╭─ Data supplied

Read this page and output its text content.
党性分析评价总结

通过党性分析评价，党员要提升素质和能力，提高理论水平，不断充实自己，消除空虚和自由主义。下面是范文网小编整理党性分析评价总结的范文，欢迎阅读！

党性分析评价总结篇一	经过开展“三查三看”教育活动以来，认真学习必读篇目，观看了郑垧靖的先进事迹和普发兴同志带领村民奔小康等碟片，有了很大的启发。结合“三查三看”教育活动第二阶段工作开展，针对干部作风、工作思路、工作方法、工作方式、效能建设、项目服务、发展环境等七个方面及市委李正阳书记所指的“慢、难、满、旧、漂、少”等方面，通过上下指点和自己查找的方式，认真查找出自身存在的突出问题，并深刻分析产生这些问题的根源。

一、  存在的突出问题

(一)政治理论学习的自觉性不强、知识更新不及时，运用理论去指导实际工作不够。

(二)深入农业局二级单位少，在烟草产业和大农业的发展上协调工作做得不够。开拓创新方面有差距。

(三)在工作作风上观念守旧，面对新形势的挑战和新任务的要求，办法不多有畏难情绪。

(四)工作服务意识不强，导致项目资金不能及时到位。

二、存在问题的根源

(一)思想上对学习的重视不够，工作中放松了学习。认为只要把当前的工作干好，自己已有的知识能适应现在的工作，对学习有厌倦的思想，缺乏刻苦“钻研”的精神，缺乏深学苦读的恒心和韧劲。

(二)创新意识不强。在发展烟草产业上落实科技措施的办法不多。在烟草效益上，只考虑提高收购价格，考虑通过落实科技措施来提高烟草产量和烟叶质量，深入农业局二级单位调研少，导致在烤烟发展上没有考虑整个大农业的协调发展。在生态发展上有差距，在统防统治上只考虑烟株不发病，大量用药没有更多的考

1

╰─

> **Task description**
Repeat the material from above exactly, word for word.

> **Worked solution**
Read this page and output its text content.
党性分析评价总结

通过党性分析评价，党员要提升素质和能力，提高理论水平，不断充实自己，消除空虚和自由主义。下面是范文网小编整理党性分析评价总结的范文，欢迎阅读！

党性分析评价总结篇一	经过开展“三查三看”教育活动以来，认真学习必读篇目，观看了郑垧靖的先进事迹和普发兴同志带领村民奔小康等碟片，有了很大的启发。结合“三查三看”教育活动第二阶段工作开展，针对干部作风、工作思路、工作方法、工作方式、效能建设、项目服务、发展环境等七个方面及市委李正阳书记所指的“慢、难、满、旧、漂、少”等方面，通过上下指点和自己查找的方式，认真查找出自身存在的突出问题，并深刻分析产生这些问题的根源。

一、  存在的突出问题

(一)政治理论学习的自觉性不强、知识更新不及时，运用理论去指导实际工作不够。

(二)深入农业局二级单位少，在烟草产业和大农业的发展上协调工作做得不够。开拓创新方面有差距。

(三)在工作作风上观念守旧，面对新形势的挑战和新任务的要求，办法不多有畏难情绪。

(四)工作服务意识不强，导致项目资金不能及时到位。

二、存在问题的根源

(一)思想上对学习的重视不够，工作中放松了学习。认为只要把当前的工作干好，自己已有的知识能适应现在的工作，对学习有厌倦的思想，缺乏刻苦“钻研”的精神，缺乏深学苦读的恒心和韧劲。

(二)创新意识不强。在发展烟草产业上落实科技措施的办法不多。在烟草效益上，只考虑提高收购价格，考虑通过落实科技措施来提高烟草产量和烟叶质量，深入农业局二级单位调研少，导致在烤烟发展上没有考虑整个大农业的协调发展。在生态发展上有差距，在统防统治上只考虑烟株不发病，大量用药没有更多的考

1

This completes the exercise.